> **To do**
Set out every line of the records as a numbered list, dropping any blank lines.

> **Material shown**

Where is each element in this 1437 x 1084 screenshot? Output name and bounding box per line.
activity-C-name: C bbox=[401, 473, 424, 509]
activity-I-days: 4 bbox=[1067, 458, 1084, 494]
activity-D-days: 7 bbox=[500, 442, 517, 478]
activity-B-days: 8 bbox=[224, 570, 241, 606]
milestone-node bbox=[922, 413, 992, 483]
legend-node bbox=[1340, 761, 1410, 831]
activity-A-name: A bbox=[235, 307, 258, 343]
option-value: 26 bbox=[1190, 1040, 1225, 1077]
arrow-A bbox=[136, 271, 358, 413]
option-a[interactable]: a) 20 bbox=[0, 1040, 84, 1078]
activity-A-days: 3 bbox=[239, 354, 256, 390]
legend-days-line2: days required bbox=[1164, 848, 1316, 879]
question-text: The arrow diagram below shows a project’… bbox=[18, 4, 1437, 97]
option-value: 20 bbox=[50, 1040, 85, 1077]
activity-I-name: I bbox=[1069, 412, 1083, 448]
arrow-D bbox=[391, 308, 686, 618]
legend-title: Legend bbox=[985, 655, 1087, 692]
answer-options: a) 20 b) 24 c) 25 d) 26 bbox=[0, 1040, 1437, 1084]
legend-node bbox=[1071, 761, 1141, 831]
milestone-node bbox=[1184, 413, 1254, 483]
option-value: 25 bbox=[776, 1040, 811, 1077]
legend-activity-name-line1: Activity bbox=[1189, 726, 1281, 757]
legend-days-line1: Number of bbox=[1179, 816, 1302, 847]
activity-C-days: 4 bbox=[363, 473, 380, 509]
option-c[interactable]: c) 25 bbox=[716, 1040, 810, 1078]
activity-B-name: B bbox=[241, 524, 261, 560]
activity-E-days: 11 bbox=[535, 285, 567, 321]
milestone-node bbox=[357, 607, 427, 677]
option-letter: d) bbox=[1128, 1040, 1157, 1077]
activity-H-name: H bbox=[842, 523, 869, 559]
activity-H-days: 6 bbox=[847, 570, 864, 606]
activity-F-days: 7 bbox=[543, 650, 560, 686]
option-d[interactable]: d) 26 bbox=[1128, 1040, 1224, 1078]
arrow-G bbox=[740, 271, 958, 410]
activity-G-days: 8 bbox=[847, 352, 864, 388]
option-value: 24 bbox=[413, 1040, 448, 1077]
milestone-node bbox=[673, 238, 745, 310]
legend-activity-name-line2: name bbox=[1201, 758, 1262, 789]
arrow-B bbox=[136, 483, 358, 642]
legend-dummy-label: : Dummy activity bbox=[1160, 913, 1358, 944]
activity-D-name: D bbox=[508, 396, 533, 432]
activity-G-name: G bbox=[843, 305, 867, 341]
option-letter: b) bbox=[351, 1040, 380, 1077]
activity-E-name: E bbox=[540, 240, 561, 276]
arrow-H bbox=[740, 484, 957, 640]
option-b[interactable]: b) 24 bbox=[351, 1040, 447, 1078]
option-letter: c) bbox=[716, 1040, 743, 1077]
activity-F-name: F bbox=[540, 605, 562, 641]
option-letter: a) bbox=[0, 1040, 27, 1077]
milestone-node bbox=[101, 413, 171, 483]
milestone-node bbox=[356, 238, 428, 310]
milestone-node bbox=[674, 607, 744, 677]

> **Result**
1. Where is each element in this 1437 x 1084 screenshot? Output name and bounding box per line.
2. activity-C-name: C bbox=[401, 473, 424, 509]
3. activity-I-days: 4 bbox=[1067, 458, 1084, 494]
4. activity-D-days: 7 bbox=[500, 442, 517, 478]
5. activity-B-days: 8 bbox=[224, 570, 241, 606]
6. milestone-node bbox=[922, 413, 992, 483]
7. legend-node bbox=[1340, 761, 1410, 831]
8. activity-A-name: A bbox=[235, 307, 258, 343]
9. option-value: 26 bbox=[1190, 1040, 1225, 1077]
10. arrow-A bbox=[136, 271, 358, 413]
11. option-a[interactable]: a) 20 bbox=[0, 1040, 84, 1078]
12. activity-A-days: 3 bbox=[239, 354, 256, 390]
13. legend-days-line2: days required bbox=[1164, 848, 1316, 879]
14. question-text: The arrow diagram below shows a project’… bbox=[18, 4, 1437, 97]
15. option-value: 20 bbox=[50, 1040, 85, 1077]
16. activity-I-name: I bbox=[1069, 412, 1083, 448]
17. arrow-D bbox=[391, 308, 686, 618]
18. legend-title: Legend bbox=[985, 655, 1087, 692]
19. answer-options: a) 20 b) 24 c) 25 d) 26 bbox=[0, 1040, 1437, 1084]
20. legend-node bbox=[1071, 761, 1141, 831]
21. milestone-node bbox=[1184, 413, 1254, 483]
22. option-value: 25 bbox=[776, 1040, 811, 1077]
23. legend-activity-name-line1: Activity bbox=[1189, 726, 1281, 757]
24. legend-days-line1: Number of bbox=[1179, 816, 1302, 847]
25. activity-C-days: 4 bbox=[363, 473, 380, 509]
26. option-c[interactable]: c) 25 bbox=[716, 1040, 810, 1078]
27. activity-B-name: B bbox=[241, 524, 261, 560]
28. activity-E-days: 11 bbox=[535, 285, 567, 321]
29. milestone-node bbox=[357, 607, 427, 677]
30. option-letter: d) bbox=[1128, 1040, 1157, 1077]
31. activity-H-name: H bbox=[842, 523, 869, 559]
32. activity-H-days: 6 bbox=[847, 570, 864, 606]
33. activity-F-days: 7 bbox=[543, 650, 560, 686]
34. option-d[interactable]: d) 26 bbox=[1128, 1040, 1224, 1078]
35. arrow-G bbox=[740, 271, 958, 410]
36. activity-G-days: 8 bbox=[847, 352, 864, 388]
37. option-value: 24 bbox=[413, 1040, 448, 1077]
38. milestone-node bbox=[673, 238, 745, 310]
39. legend-activity-name-line2: name bbox=[1201, 758, 1262, 789]
40. arrow-B bbox=[136, 483, 358, 642]
41. legend-dummy-label: : Dummy activity bbox=[1160, 913, 1358, 944]
42. activity-D-name: D bbox=[508, 396, 533, 432]
43. activity-G-name: G bbox=[843, 305, 867, 341]
44. option-letter: b) bbox=[351, 1040, 380, 1077]
45. activity-E-name: E bbox=[540, 240, 561, 276]
46. arrow-H bbox=[740, 484, 957, 640]
47. option-b[interactable]: b) 24 bbox=[351, 1040, 447, 1078]
48. option-letter: c) bbox=[716, 1040, 743, 1077]
49. activity-F-name: F bbox=[540, 605, 562, 641]
50. option-letter: a) bbox=[0, 1040, 27, 1077]
51. milestone-node bbox=[101, 413, 171, 483]
52. milestone-node bbox=[356, 238, 428, 310]
53. milestone-node bbox=[674, 607, 744, 677]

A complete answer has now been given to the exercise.